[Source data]
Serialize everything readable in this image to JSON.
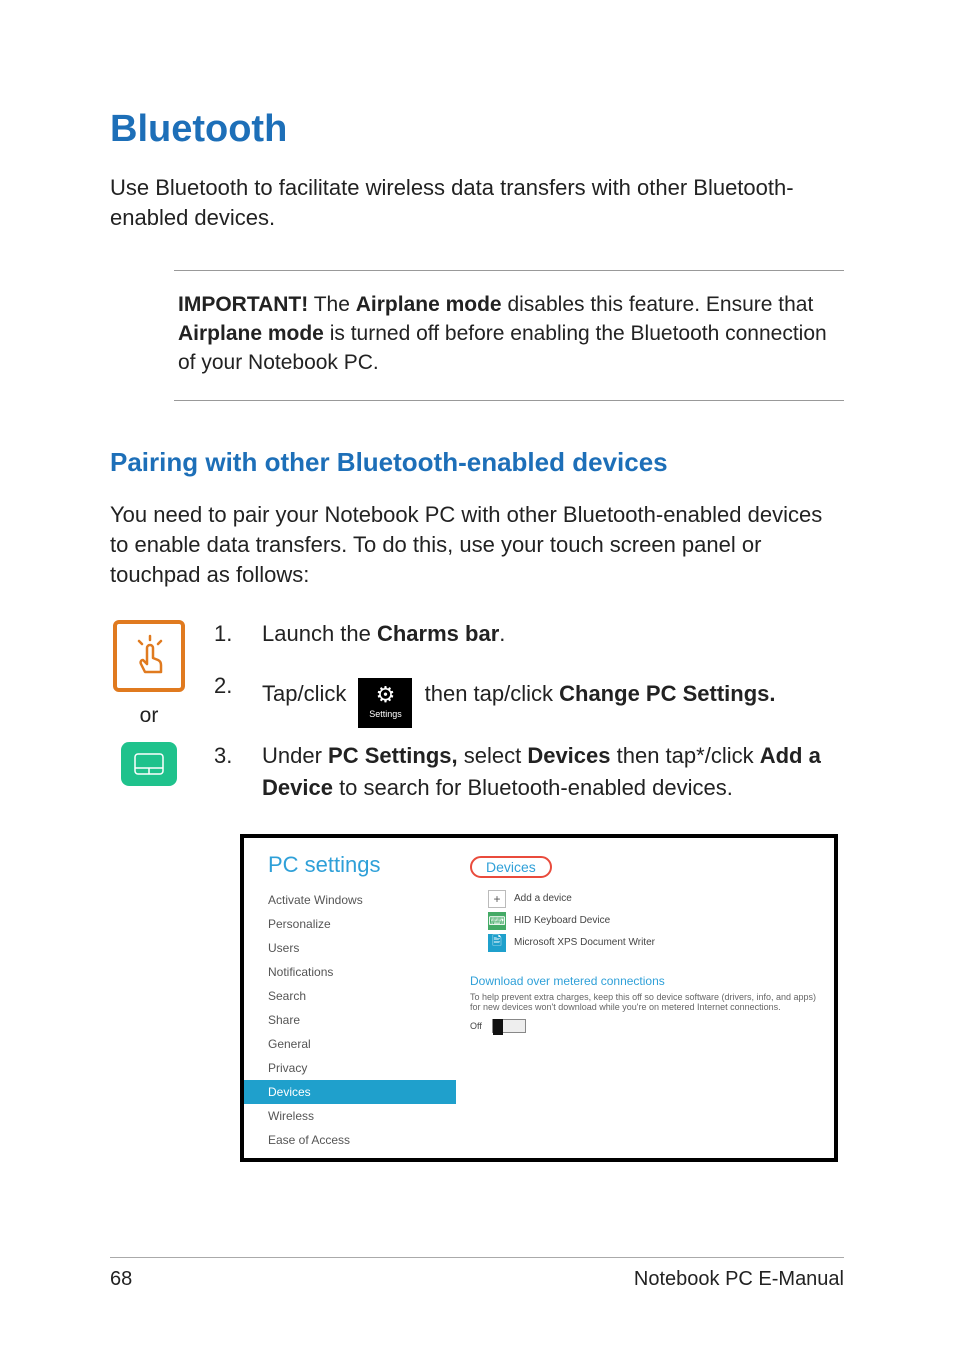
{
  "heading": "Bluetooth",
  "intro": "Use Bluetooth to facilitate wireless data transfers with other Bluetooth-enabled devices.",
  "important": {
    "label": "IMPORTANT!",
    "text_pre": " The ",
    "airplane1": "Airplane mode",
    "text_mid": " disables this feature. Ensure that ",
    "airplane2": "Airplane mode",
    "text_post": " is turned off before enabling the Bluetooth connection of your Notebook PC."
  },
  "subheading": "Pairing with other Bluetooth-enabled devices",
  "pairing_intro": "You need to pair your Notebook PC with other Bluetooth-enabled devices to enable data transfers. To do this, use your touch screen panel or touchpad as follows:",
  "icons": {
    "or": "or",
    "settings_label": "Settings"
  },
  "steps": {
    "s1": {
      "num": "1.",
      "pre": "Launch the ",
      "bold": "Charms bar",
      "post": "."
    },
    "s2": {
      "num": "2.",
      "pre": "Tap/click ",
      "mid": " then tap/click ",
      "bold": "Change PC Settings."
    },
    "s3": {
      "num": "3.",
      "pre": "Under ",
      "b1": "PC Settings,",
      "mid1": " select ",
      "b2": "Devices",
      "mid2": " then tap*/click ",
      "b3": "Add a Device",
      "post": " to search for Bluetooth-enabled devices."
    }
  },
  "screenshot": {
    "title": "PC settings",
    "items": [
      "Activate Windows",
      "Personalize",
      "Users",
      "Notifications",
      "Search",
      "Share",
      "General",
      "Privacy",
      "Devices",
      "Wireless",
      "Ease of Access"
    ],
    "devices_header": "Devices",
    "add": "Add a device",
    "kbd": "HID Keyboard Device",
    "xps": "Microsoft XPS Document Writer",
    "download_header": "Download over metered connections",
    "download_desc": "To help prevent extra charges, keep this off so device software (drivers, info, and apps) for new devices won't download while you're on metered Internet connections.",
    "off": "Off"
  },
  "footer": {
    "page": "68",
    "title": "Notebook PC E-Manual"
  }
}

= Set exercise =
Each record should be quoted exactly, with the images omitted.

= Written reply =
Serialize everything readable in this image to JSON.
{
  "heading": "Bluetooth",
  "intro": "Use Bluetooth to facilitate wireless data transfers with other Bluetooth-enabled devices.",
  "important": {
    "label": "IMPORTANT!",
    "text_pre": " The ",
    "airplane1": "Airplane mode",
    "text_mid": " disables this feature. Ensure that ",
    "airplane2": "Airplane mode",
    "text_post": " is turned off before enabling the Bluetooth connection of your Notebook PC."
  },
  "subheading": "Pairing with other Bluetooth-enabled devices",
  "pairing_intro": "You need to pair your Notebook PC with other Bluetooth-enabled devices to enable data transfers. To do this, use your touch screen panel or touchpad as follows:",
  "icons": {
    "or": "or",
    "settings_label": "Settings"
  },
  "steps": {
    "s1": {
      "num": "1.",
      "pre": "Launch the ",
      "bold": "Charms bar",
      "post": "."
    },
    "s2": {
      "num": "2.",
      "pre": "Tap/click ",
      "mid": " then tap/click ",
      "bold": "Change PC Settings."
    },
    "s3": {
      "num": "3.",
      "pre": "Under ",
      "b1": "PC Settings,",
      "mid1": " select ",
      "b2": "Devices",
      "mid2": " then tap*/click ",
      "b3": "Add a Device",
      "post": " to search for Bluetooth-enabled devices."
    }
  },
  "screenshot": {
    "title": "PC settings",
    "items": [
      "Activate Windows",
      "Personalize",
      "Users",
      "Notifications",
      "Search",
      "Share",
      "General",
      "Privacy",
      "Devices",
      "Wireless",
      "Ease of Access"
    ],
    "devices_header": "Devices",
    "add": "Add a device",
    "kbd": "HID Keyboard Device",
    "xps": "Microsoft XPS Document Writer",
    "download_header": "Download over metered connections",
    "download_desc": "To help prevent extra charges, keep this off so device software (drivers, info, and apps) for new devices won't download while you're on metered Internet connections.",
    "off": "Off"
  },
  "footer": {
    "page": "68",
    "title": "Notebook PC E-Manual"
  }
}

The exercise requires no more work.